→ Supplied data
········
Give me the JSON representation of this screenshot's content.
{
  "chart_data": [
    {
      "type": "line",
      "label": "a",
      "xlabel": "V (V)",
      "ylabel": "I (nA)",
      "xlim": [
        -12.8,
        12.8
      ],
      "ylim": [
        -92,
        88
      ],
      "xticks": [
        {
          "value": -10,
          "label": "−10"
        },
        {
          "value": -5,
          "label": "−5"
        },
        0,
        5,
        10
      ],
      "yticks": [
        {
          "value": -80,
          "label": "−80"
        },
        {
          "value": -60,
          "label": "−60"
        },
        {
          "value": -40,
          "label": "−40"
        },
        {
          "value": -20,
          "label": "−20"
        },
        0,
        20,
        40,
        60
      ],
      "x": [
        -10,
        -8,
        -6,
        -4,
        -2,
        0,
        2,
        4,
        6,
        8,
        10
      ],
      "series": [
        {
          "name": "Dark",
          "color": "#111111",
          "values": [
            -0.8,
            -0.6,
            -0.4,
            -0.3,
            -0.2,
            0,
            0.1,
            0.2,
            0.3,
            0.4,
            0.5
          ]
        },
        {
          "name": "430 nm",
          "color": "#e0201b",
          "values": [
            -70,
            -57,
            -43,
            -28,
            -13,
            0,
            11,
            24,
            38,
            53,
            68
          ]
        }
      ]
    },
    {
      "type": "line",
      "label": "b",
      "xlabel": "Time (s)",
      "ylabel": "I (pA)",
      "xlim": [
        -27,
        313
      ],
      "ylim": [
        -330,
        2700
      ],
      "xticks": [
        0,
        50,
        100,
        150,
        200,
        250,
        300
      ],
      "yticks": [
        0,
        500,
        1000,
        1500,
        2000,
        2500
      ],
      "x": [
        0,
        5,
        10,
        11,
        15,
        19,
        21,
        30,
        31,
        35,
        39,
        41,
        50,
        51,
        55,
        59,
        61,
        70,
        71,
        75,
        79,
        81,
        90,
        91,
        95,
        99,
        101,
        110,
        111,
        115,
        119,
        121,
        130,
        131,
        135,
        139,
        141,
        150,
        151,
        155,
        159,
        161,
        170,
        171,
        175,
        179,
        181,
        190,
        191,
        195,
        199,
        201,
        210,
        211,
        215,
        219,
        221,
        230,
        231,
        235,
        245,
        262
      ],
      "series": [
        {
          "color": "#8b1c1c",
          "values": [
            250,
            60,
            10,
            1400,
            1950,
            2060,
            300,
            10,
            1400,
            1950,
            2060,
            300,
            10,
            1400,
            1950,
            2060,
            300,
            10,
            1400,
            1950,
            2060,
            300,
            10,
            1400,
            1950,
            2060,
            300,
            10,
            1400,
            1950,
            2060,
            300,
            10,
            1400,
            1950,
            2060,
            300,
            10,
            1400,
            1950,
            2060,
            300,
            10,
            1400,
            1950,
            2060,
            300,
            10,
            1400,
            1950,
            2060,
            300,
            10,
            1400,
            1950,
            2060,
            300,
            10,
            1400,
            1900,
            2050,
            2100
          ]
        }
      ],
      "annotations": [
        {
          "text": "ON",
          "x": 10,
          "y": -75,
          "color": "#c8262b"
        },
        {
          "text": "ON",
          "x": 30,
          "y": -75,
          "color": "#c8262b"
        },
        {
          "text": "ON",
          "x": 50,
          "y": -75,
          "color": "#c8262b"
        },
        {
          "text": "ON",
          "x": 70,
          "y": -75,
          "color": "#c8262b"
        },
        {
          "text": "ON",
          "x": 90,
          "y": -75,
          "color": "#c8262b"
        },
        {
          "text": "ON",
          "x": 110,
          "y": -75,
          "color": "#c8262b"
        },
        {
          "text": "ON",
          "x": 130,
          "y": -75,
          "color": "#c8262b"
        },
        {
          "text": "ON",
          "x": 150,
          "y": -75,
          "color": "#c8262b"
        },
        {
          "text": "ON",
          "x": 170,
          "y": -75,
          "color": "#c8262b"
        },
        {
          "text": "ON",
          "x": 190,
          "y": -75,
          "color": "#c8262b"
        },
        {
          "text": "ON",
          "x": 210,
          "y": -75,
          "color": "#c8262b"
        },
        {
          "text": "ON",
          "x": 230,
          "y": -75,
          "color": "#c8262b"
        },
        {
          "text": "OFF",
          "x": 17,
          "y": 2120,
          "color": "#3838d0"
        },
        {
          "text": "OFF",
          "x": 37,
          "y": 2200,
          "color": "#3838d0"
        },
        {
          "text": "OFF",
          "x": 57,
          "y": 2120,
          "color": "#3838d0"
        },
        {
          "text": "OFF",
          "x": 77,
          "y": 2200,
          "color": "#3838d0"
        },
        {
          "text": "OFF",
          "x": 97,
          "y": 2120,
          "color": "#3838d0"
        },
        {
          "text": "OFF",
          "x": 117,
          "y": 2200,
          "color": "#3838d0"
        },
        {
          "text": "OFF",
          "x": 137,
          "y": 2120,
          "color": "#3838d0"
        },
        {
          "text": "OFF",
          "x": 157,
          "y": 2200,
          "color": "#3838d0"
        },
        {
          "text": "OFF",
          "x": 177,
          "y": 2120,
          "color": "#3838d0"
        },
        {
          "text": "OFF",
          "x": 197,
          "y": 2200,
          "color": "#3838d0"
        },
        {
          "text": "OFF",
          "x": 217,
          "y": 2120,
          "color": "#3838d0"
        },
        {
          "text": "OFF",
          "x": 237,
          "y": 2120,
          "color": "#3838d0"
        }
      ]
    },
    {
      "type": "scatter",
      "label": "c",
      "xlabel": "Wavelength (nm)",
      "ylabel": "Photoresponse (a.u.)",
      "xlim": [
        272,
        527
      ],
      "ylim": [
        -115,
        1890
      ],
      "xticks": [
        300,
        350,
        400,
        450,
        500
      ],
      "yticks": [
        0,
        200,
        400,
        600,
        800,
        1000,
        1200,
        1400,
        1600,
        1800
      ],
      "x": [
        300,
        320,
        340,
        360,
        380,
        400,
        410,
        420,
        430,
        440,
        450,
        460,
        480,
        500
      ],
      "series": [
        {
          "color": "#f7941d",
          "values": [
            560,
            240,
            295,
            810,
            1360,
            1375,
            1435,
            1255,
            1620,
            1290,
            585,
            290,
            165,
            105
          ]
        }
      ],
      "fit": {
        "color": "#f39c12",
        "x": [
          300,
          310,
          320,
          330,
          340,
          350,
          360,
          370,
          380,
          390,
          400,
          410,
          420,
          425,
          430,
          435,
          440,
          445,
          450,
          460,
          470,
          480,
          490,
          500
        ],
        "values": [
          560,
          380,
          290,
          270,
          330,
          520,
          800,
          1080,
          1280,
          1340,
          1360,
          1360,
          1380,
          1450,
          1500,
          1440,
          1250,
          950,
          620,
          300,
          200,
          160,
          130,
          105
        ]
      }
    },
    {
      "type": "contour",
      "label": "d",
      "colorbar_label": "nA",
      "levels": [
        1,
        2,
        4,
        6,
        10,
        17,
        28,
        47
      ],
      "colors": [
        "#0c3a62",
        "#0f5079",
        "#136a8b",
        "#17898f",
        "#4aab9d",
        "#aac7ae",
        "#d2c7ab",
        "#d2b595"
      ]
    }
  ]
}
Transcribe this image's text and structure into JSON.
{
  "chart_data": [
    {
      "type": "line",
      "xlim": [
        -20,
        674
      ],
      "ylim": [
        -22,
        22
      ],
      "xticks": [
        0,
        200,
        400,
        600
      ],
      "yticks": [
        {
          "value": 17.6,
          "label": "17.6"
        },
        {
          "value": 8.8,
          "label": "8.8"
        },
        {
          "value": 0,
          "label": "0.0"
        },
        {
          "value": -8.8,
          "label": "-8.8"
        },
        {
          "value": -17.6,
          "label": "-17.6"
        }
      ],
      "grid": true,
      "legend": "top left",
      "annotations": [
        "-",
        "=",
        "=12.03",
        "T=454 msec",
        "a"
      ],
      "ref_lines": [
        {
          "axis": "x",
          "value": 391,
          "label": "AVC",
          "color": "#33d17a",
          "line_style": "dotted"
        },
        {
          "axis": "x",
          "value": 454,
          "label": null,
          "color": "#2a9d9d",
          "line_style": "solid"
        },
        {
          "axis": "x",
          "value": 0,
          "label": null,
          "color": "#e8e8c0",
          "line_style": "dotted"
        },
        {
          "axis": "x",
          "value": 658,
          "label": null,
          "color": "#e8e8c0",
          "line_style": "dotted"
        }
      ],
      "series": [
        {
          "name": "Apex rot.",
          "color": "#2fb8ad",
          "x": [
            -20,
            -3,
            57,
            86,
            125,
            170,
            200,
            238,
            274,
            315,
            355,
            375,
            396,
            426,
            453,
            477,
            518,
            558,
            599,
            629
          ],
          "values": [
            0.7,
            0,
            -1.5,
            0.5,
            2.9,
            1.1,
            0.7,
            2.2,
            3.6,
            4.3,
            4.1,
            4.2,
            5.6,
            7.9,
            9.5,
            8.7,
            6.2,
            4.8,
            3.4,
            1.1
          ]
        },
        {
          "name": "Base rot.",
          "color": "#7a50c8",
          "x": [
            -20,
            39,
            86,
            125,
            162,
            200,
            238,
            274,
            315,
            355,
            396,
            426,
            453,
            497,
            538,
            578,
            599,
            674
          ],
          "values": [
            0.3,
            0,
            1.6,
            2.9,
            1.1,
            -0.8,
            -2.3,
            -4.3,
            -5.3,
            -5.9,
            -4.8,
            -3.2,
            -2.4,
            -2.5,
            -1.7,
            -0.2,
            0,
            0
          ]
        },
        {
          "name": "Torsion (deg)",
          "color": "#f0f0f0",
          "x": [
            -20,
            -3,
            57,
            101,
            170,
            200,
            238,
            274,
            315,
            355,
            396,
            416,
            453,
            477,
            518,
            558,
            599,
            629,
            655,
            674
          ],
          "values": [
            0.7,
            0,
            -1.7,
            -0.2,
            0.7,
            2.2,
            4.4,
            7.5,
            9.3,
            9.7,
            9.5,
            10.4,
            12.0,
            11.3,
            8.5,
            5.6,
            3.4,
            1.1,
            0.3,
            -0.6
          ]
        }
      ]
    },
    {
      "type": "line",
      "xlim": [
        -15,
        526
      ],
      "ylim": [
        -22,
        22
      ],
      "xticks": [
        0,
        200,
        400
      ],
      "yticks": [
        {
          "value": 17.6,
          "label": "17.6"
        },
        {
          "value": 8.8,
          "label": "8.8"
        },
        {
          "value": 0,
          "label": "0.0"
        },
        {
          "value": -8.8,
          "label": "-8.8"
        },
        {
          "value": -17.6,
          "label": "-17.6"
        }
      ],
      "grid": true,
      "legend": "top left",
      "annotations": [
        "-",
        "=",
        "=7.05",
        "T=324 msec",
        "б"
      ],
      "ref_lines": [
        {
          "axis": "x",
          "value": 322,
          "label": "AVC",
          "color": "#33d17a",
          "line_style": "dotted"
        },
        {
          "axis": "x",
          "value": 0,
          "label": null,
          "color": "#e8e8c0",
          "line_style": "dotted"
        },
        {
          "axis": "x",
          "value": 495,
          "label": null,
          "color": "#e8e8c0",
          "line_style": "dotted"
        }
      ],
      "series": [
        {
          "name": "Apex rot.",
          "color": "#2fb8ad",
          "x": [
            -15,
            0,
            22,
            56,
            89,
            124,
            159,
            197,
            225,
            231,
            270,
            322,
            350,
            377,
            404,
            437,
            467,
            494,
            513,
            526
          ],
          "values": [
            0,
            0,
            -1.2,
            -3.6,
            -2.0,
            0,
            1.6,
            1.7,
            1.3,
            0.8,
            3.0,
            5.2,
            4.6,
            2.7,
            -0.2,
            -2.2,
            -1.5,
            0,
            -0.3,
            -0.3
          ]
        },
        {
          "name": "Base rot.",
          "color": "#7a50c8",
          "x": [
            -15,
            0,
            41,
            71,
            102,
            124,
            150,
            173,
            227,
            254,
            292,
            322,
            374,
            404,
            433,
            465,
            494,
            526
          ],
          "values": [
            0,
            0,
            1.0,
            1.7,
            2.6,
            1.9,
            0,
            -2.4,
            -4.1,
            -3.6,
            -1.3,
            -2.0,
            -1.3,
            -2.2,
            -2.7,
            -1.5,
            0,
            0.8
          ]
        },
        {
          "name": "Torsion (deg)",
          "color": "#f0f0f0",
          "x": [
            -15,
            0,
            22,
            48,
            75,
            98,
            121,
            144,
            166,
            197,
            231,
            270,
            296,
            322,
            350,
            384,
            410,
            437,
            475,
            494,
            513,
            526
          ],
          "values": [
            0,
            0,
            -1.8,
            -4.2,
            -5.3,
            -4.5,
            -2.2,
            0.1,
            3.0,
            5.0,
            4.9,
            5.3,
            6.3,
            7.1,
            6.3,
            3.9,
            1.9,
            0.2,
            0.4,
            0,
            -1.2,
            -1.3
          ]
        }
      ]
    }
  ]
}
········
→ Exercise prompt
Go through the records above, find every line with the word "ylabel", and list those lines.

→ The solution
      "ylabel": "I (nA)",
      "ylabel": "I (pA)",
      "ylabel": "Photoresponse (a.u.)",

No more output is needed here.